Entries:
════════════════

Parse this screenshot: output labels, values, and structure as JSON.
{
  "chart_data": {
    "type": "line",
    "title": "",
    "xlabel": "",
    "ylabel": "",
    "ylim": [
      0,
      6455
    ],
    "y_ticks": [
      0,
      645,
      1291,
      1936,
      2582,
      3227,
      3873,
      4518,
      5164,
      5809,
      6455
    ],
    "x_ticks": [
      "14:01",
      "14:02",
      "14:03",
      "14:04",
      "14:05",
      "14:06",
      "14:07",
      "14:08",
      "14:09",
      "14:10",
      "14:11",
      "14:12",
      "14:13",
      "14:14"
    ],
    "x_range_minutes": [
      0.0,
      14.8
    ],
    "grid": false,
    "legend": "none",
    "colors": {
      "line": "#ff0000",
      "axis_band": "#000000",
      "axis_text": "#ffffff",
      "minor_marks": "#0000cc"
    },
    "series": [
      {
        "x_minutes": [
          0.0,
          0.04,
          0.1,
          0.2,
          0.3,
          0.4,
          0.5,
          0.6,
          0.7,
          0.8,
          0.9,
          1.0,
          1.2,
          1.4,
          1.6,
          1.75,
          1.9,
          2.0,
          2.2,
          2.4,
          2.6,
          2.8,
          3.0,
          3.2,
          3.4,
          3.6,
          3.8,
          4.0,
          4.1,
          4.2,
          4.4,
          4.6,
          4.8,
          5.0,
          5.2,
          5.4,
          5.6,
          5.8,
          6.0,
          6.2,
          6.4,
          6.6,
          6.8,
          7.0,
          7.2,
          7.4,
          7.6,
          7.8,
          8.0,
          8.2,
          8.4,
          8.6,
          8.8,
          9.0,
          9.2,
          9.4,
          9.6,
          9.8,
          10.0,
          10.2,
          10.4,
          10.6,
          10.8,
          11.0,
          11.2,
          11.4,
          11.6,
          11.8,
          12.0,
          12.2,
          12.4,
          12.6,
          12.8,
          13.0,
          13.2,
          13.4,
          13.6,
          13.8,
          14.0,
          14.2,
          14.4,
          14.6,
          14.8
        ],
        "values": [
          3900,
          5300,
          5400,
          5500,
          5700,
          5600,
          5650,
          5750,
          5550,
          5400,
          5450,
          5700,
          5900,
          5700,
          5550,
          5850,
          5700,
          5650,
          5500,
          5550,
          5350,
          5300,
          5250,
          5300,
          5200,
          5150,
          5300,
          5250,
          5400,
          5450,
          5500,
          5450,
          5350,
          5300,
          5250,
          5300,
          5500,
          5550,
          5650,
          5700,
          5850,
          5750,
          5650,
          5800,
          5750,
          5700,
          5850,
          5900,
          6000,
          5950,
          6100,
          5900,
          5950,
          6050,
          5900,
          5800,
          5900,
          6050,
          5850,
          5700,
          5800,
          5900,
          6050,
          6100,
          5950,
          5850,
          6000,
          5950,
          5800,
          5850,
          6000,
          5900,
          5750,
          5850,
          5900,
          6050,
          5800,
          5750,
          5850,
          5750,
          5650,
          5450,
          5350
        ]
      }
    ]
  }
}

════════════════

Goal: Pull out every line of the records above that contains the word "values".

Answer to the problem:
Parse this screenshot: output labels, values, and structure as JSON.
        "values": [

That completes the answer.